Aim of the task:
Below are some records. Say how many of their lines include the string "teaching", giving only the number.

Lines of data
_ _ _ _ _
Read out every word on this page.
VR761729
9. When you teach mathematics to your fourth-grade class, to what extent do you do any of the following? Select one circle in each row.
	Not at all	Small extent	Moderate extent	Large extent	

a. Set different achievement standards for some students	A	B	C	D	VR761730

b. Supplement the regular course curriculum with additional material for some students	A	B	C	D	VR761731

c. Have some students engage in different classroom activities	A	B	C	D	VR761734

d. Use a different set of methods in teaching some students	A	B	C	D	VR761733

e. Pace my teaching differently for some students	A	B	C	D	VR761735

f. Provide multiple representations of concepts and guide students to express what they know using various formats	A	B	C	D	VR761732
_ _ _ _ _
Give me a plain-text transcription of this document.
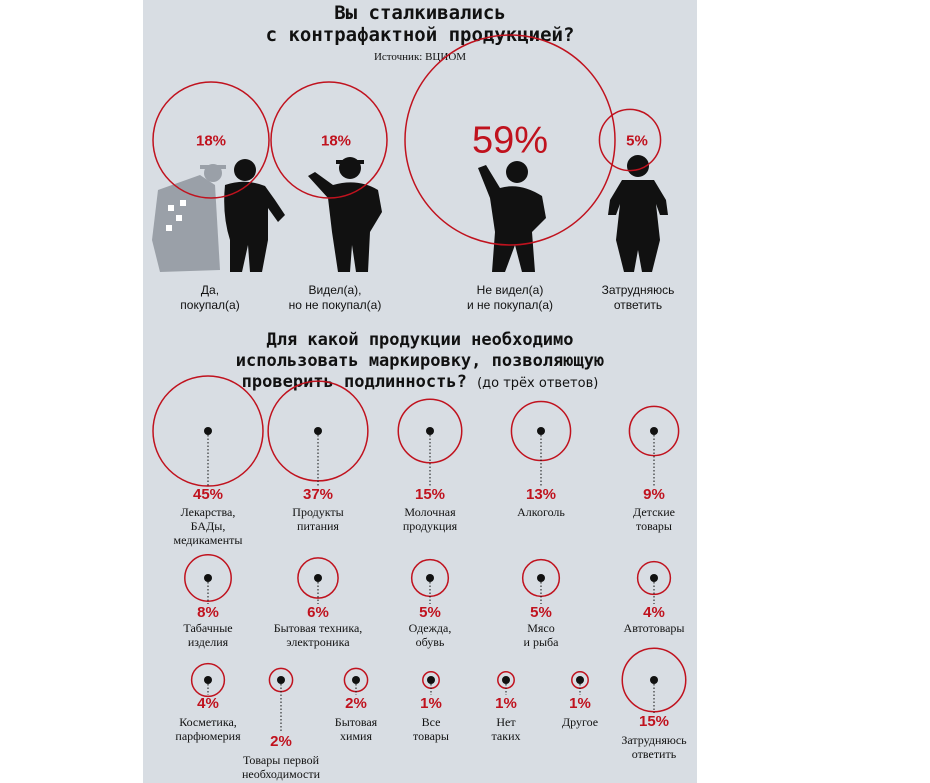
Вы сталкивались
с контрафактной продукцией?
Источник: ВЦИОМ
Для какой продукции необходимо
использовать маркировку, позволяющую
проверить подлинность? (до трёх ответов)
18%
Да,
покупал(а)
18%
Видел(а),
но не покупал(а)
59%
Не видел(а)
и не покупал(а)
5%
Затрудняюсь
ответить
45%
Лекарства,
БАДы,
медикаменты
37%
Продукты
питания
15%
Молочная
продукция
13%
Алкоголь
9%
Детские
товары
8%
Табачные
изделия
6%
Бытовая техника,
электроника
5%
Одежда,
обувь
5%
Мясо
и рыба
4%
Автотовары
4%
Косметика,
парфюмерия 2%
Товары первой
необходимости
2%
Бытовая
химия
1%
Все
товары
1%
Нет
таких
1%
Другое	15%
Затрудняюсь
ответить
_ _ _ _ _
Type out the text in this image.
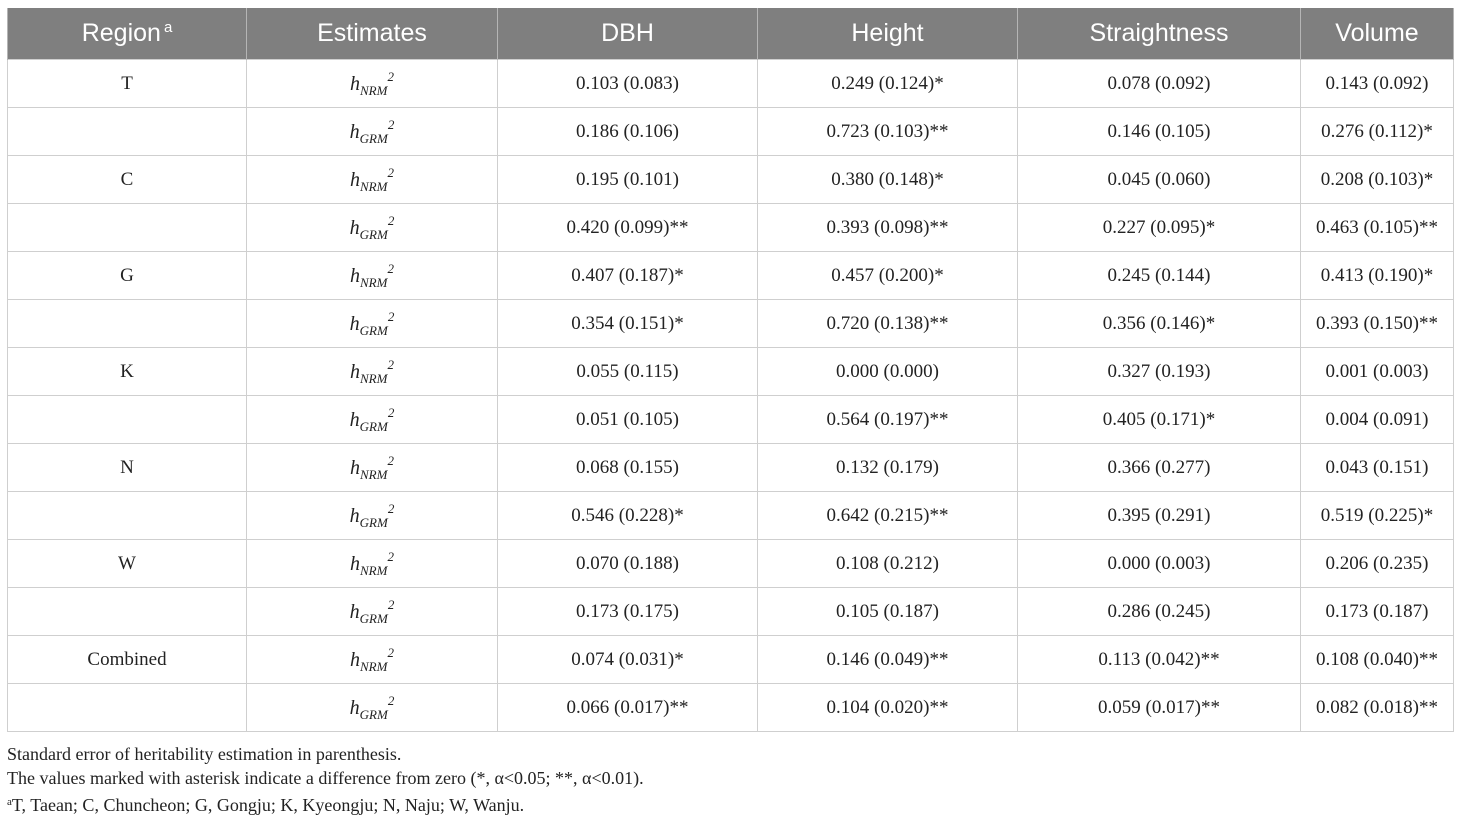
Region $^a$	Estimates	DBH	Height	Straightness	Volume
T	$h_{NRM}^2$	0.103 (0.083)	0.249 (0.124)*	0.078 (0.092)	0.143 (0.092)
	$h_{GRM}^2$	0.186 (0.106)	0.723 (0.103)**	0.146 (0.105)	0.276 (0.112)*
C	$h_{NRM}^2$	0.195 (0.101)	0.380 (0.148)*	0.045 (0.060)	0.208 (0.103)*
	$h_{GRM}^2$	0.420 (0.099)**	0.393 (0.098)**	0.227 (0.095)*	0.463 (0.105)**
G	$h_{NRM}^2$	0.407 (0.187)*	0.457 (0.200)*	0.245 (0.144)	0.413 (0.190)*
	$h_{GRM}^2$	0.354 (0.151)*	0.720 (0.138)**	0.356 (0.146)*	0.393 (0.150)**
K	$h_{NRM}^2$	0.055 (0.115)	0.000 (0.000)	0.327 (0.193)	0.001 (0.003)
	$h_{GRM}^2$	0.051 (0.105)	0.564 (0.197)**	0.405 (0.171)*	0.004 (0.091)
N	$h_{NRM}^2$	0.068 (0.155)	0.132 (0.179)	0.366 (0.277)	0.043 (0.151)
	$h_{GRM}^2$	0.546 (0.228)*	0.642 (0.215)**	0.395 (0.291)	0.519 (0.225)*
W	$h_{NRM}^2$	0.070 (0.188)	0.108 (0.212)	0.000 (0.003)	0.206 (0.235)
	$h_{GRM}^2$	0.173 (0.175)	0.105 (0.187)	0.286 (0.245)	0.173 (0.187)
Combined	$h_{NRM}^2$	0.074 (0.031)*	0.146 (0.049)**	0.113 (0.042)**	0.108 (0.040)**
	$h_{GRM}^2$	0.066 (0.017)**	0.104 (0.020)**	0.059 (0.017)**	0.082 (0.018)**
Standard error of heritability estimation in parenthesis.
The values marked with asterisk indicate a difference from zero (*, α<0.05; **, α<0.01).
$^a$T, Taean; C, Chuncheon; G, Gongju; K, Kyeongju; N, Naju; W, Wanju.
_ _ _ _ _
Reply:
2